'''

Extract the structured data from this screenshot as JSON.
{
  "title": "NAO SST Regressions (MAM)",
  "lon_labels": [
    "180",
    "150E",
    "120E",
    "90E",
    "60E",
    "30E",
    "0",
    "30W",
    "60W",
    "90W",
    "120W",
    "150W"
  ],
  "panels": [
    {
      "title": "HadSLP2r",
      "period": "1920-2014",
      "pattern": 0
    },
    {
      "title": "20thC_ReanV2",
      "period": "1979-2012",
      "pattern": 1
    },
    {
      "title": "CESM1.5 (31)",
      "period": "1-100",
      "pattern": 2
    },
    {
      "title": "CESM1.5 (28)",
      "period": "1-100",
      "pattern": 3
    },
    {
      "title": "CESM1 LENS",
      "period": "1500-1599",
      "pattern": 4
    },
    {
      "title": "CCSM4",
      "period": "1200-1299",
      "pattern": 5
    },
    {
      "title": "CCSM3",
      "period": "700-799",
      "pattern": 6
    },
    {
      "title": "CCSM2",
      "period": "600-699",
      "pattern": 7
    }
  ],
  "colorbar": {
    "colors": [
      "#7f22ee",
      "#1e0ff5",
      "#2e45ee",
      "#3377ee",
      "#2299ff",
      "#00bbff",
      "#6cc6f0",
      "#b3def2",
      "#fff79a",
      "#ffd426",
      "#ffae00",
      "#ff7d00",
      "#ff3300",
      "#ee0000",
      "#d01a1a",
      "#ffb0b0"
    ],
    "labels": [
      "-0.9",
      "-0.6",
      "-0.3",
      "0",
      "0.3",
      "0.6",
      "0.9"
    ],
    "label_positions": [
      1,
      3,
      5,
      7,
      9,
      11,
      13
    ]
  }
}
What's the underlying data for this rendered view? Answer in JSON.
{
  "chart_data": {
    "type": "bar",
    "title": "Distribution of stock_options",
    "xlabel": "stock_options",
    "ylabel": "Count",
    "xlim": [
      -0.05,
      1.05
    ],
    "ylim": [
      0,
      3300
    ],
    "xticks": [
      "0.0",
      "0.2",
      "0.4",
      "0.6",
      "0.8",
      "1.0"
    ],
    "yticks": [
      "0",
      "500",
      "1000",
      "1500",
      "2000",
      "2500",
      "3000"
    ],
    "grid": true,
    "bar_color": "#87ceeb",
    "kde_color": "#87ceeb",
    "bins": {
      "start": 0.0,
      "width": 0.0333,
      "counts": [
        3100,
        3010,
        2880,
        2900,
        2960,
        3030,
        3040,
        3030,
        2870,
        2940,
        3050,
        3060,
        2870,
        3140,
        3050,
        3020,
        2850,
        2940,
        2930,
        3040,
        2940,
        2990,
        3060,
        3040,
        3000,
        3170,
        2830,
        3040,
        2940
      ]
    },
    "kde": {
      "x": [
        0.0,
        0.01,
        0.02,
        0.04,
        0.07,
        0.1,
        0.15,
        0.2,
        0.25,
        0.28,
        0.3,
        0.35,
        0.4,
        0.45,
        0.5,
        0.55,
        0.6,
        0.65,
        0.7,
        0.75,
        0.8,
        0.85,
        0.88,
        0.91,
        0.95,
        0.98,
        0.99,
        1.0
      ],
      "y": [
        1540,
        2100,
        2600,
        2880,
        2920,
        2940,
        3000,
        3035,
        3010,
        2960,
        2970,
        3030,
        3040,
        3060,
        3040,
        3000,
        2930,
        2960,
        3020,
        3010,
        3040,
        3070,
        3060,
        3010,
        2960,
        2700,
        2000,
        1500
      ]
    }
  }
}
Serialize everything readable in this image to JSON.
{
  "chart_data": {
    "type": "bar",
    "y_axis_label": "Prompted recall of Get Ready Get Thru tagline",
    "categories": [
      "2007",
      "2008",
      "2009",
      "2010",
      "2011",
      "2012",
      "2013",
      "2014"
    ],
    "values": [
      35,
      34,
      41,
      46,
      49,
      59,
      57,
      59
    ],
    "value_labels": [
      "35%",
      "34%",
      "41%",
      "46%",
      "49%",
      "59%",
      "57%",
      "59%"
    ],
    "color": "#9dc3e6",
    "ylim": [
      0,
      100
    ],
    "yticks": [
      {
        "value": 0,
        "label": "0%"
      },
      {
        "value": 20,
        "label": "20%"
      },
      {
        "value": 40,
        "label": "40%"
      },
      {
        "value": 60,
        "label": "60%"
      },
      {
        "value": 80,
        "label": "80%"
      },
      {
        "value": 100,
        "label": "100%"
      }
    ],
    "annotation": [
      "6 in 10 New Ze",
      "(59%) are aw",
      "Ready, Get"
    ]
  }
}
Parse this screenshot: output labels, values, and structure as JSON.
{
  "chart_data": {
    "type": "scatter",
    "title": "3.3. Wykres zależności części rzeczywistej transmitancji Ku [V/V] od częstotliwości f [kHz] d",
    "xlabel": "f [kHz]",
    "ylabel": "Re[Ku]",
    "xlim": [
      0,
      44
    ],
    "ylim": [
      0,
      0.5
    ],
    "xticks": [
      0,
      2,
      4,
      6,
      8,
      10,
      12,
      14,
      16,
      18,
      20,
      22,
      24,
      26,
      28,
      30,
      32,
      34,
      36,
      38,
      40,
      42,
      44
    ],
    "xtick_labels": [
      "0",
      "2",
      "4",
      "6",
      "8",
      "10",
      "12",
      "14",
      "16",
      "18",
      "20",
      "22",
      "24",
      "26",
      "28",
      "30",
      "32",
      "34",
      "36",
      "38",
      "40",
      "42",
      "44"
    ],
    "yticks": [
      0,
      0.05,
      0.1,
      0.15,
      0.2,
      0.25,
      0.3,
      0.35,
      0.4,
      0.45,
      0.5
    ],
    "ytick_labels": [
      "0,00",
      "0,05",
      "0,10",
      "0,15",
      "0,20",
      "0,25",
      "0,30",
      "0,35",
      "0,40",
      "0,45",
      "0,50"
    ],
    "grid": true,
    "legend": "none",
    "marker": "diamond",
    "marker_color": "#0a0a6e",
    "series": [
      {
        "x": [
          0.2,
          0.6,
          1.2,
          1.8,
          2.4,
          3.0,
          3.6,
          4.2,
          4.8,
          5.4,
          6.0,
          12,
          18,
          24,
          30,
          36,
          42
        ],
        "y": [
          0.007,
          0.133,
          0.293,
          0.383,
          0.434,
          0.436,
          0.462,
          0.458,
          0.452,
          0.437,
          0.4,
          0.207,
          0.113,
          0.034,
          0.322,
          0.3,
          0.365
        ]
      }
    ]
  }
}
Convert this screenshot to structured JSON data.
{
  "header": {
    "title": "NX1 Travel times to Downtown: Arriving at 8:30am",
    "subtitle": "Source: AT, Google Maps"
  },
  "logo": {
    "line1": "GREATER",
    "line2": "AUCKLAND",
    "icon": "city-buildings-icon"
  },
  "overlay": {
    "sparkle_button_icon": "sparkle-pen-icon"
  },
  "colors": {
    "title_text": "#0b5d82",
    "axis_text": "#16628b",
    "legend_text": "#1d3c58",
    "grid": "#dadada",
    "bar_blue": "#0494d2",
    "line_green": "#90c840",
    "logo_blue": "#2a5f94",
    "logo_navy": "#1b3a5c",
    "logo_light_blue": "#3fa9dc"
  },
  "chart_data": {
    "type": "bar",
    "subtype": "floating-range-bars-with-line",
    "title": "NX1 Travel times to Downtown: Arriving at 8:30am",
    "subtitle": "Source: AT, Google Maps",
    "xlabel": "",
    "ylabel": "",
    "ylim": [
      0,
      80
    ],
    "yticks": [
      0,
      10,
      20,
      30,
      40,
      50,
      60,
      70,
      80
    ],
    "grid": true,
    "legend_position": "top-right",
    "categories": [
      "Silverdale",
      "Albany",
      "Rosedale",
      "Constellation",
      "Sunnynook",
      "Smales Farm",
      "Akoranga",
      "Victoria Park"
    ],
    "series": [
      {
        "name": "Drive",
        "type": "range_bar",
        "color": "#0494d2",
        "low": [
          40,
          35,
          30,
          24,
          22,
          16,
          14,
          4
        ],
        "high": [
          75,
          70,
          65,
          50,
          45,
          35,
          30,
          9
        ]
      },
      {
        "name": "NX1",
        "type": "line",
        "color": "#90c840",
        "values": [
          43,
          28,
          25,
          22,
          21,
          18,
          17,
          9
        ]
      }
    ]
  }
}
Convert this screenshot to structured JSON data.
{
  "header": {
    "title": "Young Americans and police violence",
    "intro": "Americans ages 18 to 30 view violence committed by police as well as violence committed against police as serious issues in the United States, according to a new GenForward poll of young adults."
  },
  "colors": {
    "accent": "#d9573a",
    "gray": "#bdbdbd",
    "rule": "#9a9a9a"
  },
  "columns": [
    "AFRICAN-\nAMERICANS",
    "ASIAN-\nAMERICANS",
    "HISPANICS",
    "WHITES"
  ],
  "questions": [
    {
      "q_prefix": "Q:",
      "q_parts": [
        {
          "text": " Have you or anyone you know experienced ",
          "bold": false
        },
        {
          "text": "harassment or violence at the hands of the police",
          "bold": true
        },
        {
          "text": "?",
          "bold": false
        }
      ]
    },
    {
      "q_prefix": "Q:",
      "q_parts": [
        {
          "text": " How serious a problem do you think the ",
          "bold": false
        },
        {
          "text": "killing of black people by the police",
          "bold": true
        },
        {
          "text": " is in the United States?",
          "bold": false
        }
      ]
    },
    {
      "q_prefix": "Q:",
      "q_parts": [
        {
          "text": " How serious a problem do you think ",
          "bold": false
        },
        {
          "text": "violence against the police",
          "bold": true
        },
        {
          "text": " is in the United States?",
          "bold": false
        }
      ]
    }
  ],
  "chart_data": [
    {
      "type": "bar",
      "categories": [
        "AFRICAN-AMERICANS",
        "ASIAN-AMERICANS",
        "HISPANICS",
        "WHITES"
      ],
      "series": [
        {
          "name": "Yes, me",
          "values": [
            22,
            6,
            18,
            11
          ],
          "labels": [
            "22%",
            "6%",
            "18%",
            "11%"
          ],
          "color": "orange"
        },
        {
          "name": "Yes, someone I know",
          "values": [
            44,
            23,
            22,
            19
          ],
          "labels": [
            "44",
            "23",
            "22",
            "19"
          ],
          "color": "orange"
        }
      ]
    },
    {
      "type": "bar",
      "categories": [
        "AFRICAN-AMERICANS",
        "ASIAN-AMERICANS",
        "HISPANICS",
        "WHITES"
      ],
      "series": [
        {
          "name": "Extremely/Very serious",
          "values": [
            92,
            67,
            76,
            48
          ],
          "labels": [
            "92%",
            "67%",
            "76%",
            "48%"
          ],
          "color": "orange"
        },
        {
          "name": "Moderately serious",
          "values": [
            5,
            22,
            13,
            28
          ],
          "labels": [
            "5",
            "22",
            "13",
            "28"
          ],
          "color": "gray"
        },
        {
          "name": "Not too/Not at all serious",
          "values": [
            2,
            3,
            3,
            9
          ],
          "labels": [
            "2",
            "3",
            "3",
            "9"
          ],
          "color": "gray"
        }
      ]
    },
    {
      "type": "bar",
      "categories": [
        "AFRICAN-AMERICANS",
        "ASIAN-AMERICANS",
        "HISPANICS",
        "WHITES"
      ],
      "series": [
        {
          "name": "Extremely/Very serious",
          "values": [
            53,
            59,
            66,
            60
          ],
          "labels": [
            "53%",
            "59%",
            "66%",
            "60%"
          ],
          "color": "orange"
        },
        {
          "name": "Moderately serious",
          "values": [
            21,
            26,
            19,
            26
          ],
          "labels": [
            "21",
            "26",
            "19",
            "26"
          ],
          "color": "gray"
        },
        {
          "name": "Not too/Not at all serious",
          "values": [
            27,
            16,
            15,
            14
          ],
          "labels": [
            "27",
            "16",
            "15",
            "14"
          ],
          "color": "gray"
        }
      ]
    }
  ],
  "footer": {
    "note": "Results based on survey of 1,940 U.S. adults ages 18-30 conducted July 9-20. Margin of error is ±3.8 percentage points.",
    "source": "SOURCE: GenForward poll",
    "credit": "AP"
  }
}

'''

PROBLEM DESCRIPTION: Pick out the lines containing the string "this" and show them.

SOLUTION TO THE EXERCISE:
Extract the structured data from this screenshot as JSON.
What's the underlying data for this rendered view? Answer in JSON.
Serialize everything readable in this image to JSON.
Parse this screenshot: output labels, values, and structure as JSON.
Convert this screenshot to structured JSON data.
Convert this screenshot to structured JSON data.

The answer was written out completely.